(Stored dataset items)
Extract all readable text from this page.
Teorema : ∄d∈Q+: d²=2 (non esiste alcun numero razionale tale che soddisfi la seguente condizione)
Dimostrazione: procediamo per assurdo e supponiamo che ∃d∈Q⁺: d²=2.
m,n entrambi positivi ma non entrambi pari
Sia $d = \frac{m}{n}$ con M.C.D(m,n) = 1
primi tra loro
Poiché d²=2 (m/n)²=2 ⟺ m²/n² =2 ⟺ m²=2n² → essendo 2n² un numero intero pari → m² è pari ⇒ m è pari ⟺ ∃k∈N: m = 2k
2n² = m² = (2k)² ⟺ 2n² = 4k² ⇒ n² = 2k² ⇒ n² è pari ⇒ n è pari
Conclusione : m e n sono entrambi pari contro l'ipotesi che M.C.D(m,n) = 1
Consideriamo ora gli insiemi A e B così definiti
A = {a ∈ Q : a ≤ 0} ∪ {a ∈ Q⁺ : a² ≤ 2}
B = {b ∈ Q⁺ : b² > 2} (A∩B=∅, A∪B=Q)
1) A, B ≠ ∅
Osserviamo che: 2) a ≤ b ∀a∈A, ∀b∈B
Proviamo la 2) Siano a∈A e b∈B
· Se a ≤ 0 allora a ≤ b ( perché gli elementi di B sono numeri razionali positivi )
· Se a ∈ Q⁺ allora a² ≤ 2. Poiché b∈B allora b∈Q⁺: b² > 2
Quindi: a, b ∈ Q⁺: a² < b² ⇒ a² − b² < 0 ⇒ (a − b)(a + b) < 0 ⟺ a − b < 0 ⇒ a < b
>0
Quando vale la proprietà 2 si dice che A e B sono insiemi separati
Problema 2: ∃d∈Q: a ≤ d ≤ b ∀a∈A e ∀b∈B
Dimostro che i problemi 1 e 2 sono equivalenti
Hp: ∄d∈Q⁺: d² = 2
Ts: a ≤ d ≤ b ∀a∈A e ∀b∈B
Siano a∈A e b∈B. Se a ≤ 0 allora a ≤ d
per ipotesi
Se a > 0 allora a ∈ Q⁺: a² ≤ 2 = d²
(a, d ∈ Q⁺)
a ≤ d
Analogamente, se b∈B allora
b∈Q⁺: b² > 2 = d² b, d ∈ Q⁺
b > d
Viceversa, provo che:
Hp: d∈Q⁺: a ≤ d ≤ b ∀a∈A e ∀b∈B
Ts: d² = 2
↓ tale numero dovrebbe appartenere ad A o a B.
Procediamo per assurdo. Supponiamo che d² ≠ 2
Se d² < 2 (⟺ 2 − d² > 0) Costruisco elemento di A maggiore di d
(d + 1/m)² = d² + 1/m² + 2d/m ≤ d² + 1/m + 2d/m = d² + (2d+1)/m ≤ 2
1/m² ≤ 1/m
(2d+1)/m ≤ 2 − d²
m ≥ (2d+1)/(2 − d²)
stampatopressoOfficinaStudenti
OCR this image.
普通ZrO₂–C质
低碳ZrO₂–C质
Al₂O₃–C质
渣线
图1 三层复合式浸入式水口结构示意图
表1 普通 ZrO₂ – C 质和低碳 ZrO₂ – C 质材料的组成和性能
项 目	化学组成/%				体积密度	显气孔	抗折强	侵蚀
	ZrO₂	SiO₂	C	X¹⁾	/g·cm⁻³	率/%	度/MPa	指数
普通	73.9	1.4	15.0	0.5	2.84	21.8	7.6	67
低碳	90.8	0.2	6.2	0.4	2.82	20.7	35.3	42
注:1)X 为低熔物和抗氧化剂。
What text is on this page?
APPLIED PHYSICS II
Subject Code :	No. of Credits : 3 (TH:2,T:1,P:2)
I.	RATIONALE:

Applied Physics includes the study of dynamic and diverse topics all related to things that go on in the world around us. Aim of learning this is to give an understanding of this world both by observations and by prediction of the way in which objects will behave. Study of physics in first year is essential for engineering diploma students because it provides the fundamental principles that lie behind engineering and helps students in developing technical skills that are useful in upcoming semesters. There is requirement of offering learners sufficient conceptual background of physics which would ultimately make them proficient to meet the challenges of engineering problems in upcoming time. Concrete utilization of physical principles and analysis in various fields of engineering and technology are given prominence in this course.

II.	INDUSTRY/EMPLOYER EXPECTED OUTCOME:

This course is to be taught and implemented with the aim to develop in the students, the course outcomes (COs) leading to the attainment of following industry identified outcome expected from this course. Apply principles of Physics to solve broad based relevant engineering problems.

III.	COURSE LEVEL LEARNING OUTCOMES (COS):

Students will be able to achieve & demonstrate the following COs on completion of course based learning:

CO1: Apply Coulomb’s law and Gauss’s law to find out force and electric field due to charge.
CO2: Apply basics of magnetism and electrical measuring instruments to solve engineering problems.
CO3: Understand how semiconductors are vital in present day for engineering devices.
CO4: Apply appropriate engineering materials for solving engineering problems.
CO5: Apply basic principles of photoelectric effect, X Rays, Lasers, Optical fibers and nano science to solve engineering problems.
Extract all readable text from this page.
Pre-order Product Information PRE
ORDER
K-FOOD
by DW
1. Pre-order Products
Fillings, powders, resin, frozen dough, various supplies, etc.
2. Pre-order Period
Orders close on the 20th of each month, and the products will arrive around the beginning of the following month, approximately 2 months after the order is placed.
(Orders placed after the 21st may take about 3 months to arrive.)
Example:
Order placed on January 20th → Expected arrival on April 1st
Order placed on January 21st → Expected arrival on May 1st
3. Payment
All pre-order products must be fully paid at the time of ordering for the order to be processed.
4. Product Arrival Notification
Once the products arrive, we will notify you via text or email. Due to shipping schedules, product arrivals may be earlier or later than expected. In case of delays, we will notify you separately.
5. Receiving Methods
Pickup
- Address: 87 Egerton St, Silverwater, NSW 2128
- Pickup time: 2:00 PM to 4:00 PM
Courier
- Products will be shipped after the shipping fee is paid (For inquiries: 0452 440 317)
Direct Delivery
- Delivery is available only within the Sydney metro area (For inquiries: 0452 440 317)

REQUIREMENT:
All of the lines above need to be given again exactly.

ANSWER FOR THIS EXERCISE:
Extract all readable text from this page.
Teorema : ∄d∈Q+: d²=2 (non esiste alcun numero razionale tale che soddisfi la seguente condizione)
Dimostrazione: procediamo per assurdo e supponiamo che ∃d∈Q⁺: d²=2.
m,n entrambi positivi ma non entrambi pari
Sia $d = \frac{m}{n}$ con M.C.D(m,n) = 1
primi tra loro
Poiché d²=2 (m/n)²=2 ⟺ m²/n² =2 ⟺ m²=2n² → essendo 2n² un numero intero pari → m² è pari ⇒ m è pari ⟺ ∃k∈N: m = 2k
2n² = m² = (2k)² ⟺ 2n² = 4k² ⇒ n² = 2k² ⇒ n² è pari ⇒ n è pari
Conclusione : m e n sono entrambi pari contro l'ipotesi che M.C.D(m,n) = 1
Consideriamo ora gli insiemi A e B così definiti
A = {a ∈ Q : a ≤ 0} ∪ {a ∈ Q⁺ : a² ≤ 2}
B = {b ∈ Q⁺ : b² > 2} (A∩B=∅, A∪B=Q)
1) A, B ≠ ∅
Osserviamo che: 2) a ≤ b ∀a∈A, ∀b∈B
Proviamo la 2) Siano a∈A e b∈B
· Se a ≤ 0 allora a ≤ b ( perché gli elementi di B sono numeri razionali positivi )
· Se a ∈ Q⁺ allora a² ≤ 2. Poiché b∈B allora b∈Q⁺: b² > 2
Quindi: a, b ∈ Q⁺: a² < b² ⇒ a² − b² < 0 ⇒ (a − b)(a + b) < 0 ⟺ a − b < 0 ⇒ a < b
>0
Quando vale la proprietà 2 si dice che A e B sono insiemi separati
Problema 2: ∃d∈Q: a ≤ d ≤ b ∀a∈A e ∀b∈B
Dimostro che i problemi 1 e 2 sono equivalenti
Hp: ∄d∈Q⁺: d² = 2
Ts: a ≤ d ≤ b ∀a∈A e ∀b∈B
Siano a∈A e b∈B. Se a ≤ 0 allora a ≤ d
per ipotesi
Se a > 0 allora a ∈ Q⁺: a² ≤ 2 = d²
(a, d ∈ Q⁺)
a ≤ d
Analogamente, se b∈B allora
b∈Q⁺: b² > 2 = d² b, d ∈ Q⁺
b > d
Viceversa, provo che:
Hp: d∈Q⁺: a ≤ d ≤ b ∀a∈A e ∀b∈B
Ts: d² = 2
↓ tale numero dovrebbe appartenere ad A o a B.
Procediamo per assurdo. Supponiamo che d² ≠ 2
Se d² < 2 (⟺ 2 − d² > 0) Costruisco elemento di A maggiore di d
(d + 1/m)² = d² + 1/m² + 2d/m ≤ d² + 1/m + 2d/m = d² + (2d+1)/m ≤ 2
1/m² ≤ 1/m
(2d+1)/m ≤ 2 − d²
m ≥ (2d+1)/(2 − d²)
stampatopressoOfficinaStudenti
OCR this image.
普通ZrO₂–C质
低碳ZrO₂–C质
Al₂O₃–C质
渣线
图1 三层复合式浸入式水口结构示意图
表1 普通 ZrO₂ – C 质和低碳 ZrO₂ – C 质材料的组成和性能
项 目	化学组成/%				体积密度	显气孔	抗折强	侵蚀
	ZrO₂	SiO₂	C	X¹⁾	/g·cm⁻³	率/%	度/MPa	指数
普通	73.9	1.4	15.0	0.5	2.84	21.8	7.6	67
低碳	90.8	0.2	6.2	0.4	2.82	20.7	35.3	42
注:1)X 为低熔物和抗氧化剂。
What text is on this page?
APPLIED PHYSICS II
Subject Code :	No. of Credits : 3 (TH:2,T:1,P:2)
I.	RATIONALE:

Applied Physics includes the study of dynamic and diverse topics all related to things that go on in the world around us. Aim of learning this is to give an understanding of this world both by observations and by prediction of the way in which objects will behave. Study of physics in first year is essential for engineering diploma students because it provides the fundamental principles that lie behind engineering and helps students in developing technical skills that are useful in upcoming semesters. There is requirement of offering learners sufficient conceptual background of physics which would ultimately make them proficient to meet the challenges of engineering problems in upcoming time. Concrete utilization of physical principles and analysis in various fields of engineering and technology are given prominence in this course.

II.	INDUSTRY/EMPLOYER EXPECTED OUTCOME:

This course is to be taught and implemented with the aim to develop in the students, the course outcomes (COs) leading to the attainment of following industry identified outcome expected from this course. Apply principles of Physics to solve broad based relevant engineering problems.

III.	COURSE LEVEL LEARNING OUTCOMES (COS):

Students will be able to achieve & demonstrate the following COs on completion of course based learning:

CO1: Apply Coulomb’s law and Gauss’s law to find out force and electric field due to charge.
CO2: Apply basics of magnetism and electrical measuring instruments to solve engineering problems.
CO3: Understand how semiconductors are vital in present day for engineering devices.
CO4: Apply appropriate engineering materials for solving engineering problems.
CO5: Apply basic principles of photoelectric effect, X Rays, Lasers, Optical fibers and nano science to solve engineering problems.
Extract all readable text from this page.
Pre-order Product Information PRE
ORDER
K-FOOD
by DW
1. Pre-order Products
Fillings, powders, resin, frozen dough, various supplies, etc.
2. Pre-order Period
Orders close on the 20th of each month, and the products will arrive around the beginning of the following month, approximately 2 months after the order is placed.
(Orders placed after the 21st may take about 3 months to arrive.)
Example:
Order placed on January 20th → Expected arrival on April 1st
Order placed on January 21st → Expected arrival on May 1st
3. Payment
All pre-order products must be fully paid at the time of ordering for the order to be processed.
4. Product Arrival Notification
Once the products arrive, we will notify you via text or email. Due to shipping schedules, product arrivals may be earlier or later than expected. In case of delays, we will notify you separately.
5. Receiving Methods
Pickup
- Address: 87 Egerton St, Silverwater, NSW 2128
- Pickup time: 2:00 PM to 4:00 PM
Courier
- Products will be shipped after the shipping fee is paid (For inquiries: 0452 440 317)
Direct Delivery
- Delivery is available only within the Sydney metro area (For inquiries: 0452 440 317)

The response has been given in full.